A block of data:
---------------

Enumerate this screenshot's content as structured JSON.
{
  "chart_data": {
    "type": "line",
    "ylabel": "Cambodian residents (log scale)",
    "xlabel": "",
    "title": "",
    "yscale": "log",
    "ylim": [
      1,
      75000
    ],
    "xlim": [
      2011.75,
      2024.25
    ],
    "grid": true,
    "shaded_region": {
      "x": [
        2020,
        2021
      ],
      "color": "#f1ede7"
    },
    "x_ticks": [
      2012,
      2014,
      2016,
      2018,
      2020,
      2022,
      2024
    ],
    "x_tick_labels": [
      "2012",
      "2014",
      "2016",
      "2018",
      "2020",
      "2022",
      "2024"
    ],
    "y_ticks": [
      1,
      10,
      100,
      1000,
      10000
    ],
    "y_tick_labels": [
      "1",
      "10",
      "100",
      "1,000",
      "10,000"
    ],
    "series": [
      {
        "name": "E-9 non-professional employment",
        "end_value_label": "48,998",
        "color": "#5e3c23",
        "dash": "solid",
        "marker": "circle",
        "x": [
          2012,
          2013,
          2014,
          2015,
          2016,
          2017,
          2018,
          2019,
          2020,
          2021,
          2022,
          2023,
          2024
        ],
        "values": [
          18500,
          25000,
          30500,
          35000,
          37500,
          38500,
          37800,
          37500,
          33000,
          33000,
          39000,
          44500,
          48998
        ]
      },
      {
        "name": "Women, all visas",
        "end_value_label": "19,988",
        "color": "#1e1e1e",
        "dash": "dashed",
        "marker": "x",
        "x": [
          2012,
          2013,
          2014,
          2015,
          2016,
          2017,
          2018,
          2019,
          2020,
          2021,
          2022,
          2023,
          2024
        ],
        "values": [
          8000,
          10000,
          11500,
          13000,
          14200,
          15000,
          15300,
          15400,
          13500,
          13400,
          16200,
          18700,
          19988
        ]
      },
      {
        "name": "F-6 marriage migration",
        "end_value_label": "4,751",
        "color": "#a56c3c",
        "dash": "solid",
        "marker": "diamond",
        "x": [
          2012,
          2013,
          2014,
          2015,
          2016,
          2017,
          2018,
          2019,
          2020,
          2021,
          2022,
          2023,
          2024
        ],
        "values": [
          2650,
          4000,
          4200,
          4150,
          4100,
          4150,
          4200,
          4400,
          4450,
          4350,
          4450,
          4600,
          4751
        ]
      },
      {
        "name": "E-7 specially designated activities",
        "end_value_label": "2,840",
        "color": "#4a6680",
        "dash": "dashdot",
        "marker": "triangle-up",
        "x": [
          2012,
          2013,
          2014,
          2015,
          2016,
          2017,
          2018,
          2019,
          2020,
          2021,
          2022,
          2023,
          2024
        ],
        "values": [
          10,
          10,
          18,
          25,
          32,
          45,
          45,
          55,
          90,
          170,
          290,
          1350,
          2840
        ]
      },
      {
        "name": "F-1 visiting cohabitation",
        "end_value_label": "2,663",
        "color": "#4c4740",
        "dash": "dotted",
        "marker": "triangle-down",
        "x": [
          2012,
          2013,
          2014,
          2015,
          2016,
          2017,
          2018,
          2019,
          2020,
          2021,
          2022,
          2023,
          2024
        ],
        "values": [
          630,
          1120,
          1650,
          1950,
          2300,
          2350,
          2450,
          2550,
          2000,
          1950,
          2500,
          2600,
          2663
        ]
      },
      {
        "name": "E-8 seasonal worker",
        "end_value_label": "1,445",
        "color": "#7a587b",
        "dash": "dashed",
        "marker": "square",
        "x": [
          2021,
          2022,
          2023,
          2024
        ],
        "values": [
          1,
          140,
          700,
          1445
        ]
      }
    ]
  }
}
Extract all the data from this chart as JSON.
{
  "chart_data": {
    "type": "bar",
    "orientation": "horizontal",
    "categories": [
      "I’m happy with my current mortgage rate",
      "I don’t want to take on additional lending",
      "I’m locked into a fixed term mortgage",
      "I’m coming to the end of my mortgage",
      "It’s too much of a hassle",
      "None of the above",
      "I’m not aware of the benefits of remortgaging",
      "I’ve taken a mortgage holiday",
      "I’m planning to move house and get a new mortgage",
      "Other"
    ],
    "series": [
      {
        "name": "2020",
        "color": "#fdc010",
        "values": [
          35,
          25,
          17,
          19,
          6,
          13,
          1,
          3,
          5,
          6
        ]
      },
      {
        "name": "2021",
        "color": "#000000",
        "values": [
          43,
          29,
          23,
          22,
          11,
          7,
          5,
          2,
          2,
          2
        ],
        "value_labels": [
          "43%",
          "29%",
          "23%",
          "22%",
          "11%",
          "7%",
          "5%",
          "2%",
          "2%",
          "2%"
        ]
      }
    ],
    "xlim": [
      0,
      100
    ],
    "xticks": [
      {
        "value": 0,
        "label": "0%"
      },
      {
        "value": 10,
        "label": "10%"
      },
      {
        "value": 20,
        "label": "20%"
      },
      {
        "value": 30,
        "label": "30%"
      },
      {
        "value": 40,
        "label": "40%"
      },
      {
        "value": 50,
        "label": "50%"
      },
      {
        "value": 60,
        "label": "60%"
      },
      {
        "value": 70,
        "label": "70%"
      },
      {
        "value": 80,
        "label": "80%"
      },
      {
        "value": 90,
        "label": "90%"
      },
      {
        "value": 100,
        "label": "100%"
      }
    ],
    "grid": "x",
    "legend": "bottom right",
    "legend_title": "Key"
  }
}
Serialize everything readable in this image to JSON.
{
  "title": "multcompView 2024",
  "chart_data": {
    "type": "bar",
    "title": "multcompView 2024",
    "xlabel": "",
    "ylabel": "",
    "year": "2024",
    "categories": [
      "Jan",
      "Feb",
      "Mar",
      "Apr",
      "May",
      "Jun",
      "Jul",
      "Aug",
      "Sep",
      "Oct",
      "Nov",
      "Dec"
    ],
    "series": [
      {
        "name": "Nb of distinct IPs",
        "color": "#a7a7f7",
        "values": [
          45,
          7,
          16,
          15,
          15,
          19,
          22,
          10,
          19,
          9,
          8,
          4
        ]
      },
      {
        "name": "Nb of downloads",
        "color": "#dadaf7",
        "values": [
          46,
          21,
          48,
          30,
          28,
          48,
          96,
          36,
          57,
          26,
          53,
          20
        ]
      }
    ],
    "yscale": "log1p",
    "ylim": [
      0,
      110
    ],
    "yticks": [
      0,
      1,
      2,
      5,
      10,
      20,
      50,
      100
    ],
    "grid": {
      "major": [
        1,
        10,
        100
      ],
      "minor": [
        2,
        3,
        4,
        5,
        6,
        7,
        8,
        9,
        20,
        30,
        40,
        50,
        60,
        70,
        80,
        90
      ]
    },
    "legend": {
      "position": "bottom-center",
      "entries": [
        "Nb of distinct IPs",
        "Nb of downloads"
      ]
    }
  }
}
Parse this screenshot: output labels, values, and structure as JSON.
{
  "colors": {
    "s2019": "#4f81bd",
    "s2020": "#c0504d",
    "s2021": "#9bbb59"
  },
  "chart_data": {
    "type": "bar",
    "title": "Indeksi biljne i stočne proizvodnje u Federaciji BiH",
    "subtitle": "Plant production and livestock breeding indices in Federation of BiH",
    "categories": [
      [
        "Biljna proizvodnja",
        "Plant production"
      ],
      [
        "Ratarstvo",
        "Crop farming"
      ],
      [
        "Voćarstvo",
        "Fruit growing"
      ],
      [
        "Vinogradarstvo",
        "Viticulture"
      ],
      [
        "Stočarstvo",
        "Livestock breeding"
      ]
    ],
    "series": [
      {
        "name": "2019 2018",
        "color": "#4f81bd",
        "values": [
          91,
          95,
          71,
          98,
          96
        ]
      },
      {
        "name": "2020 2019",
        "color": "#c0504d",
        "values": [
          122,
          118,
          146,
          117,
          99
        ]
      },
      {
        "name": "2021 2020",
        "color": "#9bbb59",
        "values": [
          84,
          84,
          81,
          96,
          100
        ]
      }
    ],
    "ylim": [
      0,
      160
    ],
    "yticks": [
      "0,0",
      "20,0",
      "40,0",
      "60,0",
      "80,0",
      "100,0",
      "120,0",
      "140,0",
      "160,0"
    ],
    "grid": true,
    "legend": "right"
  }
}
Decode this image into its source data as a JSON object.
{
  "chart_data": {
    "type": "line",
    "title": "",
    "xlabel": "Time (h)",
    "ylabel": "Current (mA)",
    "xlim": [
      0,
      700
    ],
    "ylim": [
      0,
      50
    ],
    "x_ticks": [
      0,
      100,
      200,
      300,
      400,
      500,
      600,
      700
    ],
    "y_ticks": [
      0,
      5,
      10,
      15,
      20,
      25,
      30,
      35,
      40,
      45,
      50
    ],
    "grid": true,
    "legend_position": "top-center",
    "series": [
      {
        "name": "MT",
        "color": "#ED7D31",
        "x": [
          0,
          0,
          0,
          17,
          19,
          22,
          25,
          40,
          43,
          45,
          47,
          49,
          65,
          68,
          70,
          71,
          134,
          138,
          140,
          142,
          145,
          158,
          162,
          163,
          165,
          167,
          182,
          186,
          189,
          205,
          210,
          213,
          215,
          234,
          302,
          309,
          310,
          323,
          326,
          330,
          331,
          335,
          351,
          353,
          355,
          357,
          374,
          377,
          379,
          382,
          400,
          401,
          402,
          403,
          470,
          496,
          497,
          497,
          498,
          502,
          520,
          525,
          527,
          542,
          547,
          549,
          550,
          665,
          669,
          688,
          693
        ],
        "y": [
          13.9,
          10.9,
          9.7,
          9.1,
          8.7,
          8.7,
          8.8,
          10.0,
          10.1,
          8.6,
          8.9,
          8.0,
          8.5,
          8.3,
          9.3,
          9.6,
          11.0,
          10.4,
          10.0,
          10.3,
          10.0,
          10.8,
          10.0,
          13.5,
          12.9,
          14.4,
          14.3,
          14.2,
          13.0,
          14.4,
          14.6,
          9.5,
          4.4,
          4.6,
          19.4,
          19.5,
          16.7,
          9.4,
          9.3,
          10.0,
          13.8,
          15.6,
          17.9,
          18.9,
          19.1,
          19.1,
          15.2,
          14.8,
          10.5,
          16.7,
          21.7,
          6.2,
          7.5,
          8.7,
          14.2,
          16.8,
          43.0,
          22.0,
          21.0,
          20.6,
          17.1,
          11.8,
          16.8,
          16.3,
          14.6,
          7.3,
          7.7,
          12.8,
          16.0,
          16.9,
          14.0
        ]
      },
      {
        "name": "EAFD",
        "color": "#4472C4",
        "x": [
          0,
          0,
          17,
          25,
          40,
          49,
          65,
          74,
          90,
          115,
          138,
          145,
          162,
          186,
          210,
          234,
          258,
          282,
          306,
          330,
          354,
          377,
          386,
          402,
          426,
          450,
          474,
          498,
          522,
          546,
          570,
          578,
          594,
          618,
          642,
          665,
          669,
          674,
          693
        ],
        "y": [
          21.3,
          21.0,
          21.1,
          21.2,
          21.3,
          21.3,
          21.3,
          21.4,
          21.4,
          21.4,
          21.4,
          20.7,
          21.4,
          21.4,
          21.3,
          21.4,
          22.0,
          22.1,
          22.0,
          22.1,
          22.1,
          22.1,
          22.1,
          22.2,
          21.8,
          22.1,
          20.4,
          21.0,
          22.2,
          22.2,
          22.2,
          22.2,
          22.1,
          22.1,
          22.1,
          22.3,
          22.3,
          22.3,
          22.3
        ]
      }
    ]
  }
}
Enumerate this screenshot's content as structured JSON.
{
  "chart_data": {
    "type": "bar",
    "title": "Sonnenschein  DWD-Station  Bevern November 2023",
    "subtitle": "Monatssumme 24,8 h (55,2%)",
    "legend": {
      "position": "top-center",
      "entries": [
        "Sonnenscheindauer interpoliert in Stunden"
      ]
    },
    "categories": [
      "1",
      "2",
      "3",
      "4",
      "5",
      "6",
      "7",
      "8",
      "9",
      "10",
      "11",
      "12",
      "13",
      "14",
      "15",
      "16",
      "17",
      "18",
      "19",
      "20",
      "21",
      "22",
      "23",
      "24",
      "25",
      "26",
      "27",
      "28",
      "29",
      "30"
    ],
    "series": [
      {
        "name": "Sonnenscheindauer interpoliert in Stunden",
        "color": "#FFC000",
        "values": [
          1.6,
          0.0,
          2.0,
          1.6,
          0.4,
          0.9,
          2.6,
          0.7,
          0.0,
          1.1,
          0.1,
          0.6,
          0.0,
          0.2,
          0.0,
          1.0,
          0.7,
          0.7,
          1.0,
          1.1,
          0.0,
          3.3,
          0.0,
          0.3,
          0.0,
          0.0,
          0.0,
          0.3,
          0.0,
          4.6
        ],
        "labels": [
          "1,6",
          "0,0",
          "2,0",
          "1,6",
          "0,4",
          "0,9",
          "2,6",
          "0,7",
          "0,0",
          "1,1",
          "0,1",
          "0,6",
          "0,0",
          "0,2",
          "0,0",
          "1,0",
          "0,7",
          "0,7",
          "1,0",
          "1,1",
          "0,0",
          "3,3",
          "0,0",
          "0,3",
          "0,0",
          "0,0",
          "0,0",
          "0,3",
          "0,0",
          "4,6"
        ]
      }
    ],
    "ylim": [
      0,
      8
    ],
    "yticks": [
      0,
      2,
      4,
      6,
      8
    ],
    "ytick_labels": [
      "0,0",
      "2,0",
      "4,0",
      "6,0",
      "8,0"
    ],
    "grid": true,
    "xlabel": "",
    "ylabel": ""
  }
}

---------------

Which lines hold the word "breeding"? Show each one.

- _ANSWER FOR THE TASK_
    "subtitle": "Plant production and livestock breeding indices in Federation of BiH",
        "Livestock breeding"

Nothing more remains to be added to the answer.